Work to do →
Copy out all lines of the records in which the word "this" appears.

Recorded information →
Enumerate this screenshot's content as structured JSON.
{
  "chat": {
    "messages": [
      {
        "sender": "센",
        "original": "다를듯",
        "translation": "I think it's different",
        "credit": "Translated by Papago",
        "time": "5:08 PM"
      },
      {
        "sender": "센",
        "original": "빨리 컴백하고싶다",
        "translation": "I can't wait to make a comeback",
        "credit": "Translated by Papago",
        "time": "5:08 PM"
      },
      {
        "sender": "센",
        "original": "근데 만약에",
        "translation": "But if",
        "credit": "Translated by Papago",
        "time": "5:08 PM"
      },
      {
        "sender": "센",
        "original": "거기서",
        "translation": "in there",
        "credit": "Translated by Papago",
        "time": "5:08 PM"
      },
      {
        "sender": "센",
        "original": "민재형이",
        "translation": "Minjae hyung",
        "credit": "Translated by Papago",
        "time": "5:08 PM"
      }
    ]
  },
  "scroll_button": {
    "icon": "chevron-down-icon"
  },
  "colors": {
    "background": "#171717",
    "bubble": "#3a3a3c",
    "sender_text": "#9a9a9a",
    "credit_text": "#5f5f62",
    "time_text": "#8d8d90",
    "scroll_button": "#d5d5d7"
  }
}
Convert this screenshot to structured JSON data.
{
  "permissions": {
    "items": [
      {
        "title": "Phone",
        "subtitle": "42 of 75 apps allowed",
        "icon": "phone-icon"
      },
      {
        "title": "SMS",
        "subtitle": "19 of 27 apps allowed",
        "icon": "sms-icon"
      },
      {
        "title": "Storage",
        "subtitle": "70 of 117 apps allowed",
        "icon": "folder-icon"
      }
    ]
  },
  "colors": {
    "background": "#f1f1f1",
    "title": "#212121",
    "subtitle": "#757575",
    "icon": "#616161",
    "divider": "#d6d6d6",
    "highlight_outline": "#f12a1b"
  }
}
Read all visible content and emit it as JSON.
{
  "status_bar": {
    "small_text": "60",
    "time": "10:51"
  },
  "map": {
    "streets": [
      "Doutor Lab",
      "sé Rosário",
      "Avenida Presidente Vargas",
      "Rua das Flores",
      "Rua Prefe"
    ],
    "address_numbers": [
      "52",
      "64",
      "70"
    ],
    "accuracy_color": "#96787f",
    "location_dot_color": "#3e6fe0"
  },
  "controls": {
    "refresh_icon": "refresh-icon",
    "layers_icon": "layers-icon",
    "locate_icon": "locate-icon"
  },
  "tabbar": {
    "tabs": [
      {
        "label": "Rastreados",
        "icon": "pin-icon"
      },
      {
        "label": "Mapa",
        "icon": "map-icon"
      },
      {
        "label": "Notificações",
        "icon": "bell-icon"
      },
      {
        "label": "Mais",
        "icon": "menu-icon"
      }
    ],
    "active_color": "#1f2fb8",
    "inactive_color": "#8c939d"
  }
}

Exercise response →
Enumerate this screenshot's content as structured JSON.
Convert this screenshot to structured JSON data.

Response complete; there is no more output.